### [PASSAGE SHOWN]
+++
I have a Python dictionary with multiple keys with its specific values:

animal_dict =
{'Animal':
   {0: 'Giraffe',
    1: 'Kangaroo',
    2: 'Koala',
    3: 'Lion',
    4: 'Walrus'},
 'ID Number':
   {0: '121',
    1: '234',
    2: '673',
    3: '543',
    4: '134'},
 'Zoo Location':
   {0: 'Chicago',
    1: 'New York',
    2: 'Seattle',
    3: 'Tulsa',
    4: 'Santa Monica'},
 }

I need to figure out how to create a program that will take an input of a name of one of the animals (a key), and then output an ID Number (value) that is specific to that animal (key). How can I execute this program, and specifically output the ID Number and not the Zoo Location?

What I'm trying to do is if the user enters the animal name, the program checks if it's in the dictionary and, if it is, it should show the information relating to that specific animal.

Here's what I have so far (not correct):

enter_animal_name = input("Enter Animal Name: ")
if enter_animal_name in animal_dict.values():
  print("Animal ID Number: "   animal_dict[enter_animal_name])
else:
  print("Animal does not exist in database")

Where am I going wrong? Thank you.

CodePudding user response:

You can achieve this using the following snippet of code

enter_animal_name = input("Enter Animal Name: ")

for key, value in animal_dict['Animal'].items():
    if value == enter_animal_name:
        print("Animal ID Number: ", animal_dict['ID Number'][key])
        break
else:
    print("Animal does not exist in database")
+++
### [DATASET SECTION]
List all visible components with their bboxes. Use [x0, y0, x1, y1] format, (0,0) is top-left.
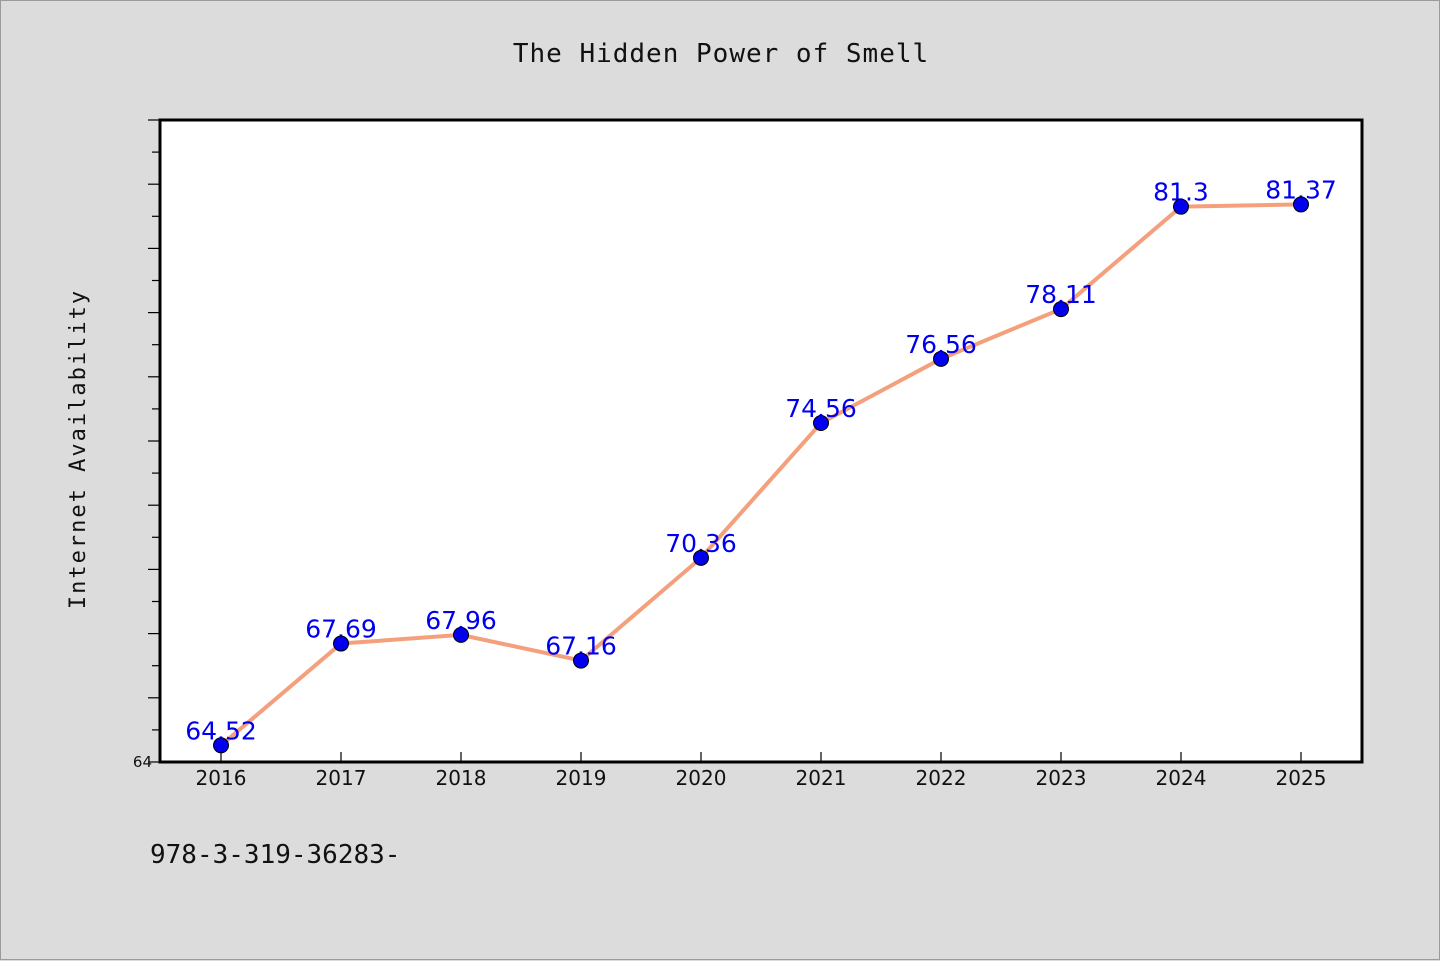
+++
### [PROBLEMS AND TASKS]
[A] For the Python dictionary question, decide whether each statement agrees with it, answering yes or no and quoting the deciding words: (i) The asker considers the code written so far to be correct. (ii) The asker wants the program to output the ID Number rather than the Zoo Location. (iii) The dictionary contains a key named 'Zoo Location'.
[B] Duplicate the part of the Python dictionary question from "I need to figure" up to and including "that specific animal.", changing nothing.

### [REPLIES]
[A]
(i) No: "Here's what I have so far (not correct):"
(ii) Yes: "specifically output the ID Number and not the Zoo Location"
(iii) Yes: "'Zoo Location':"

[B]
I need to figure out how to create a program that will take an input of a name of one of the animals (a key), and then output an ID Number (value) that is specific to that animal (key). How can I execute this program, and specifically output the ID Number and not the Zoo Location?

What I'm trying to do is if the user enters the animal name, the program checks if it's in the dictionary and, if it is, it should show the information relating to that specific animal.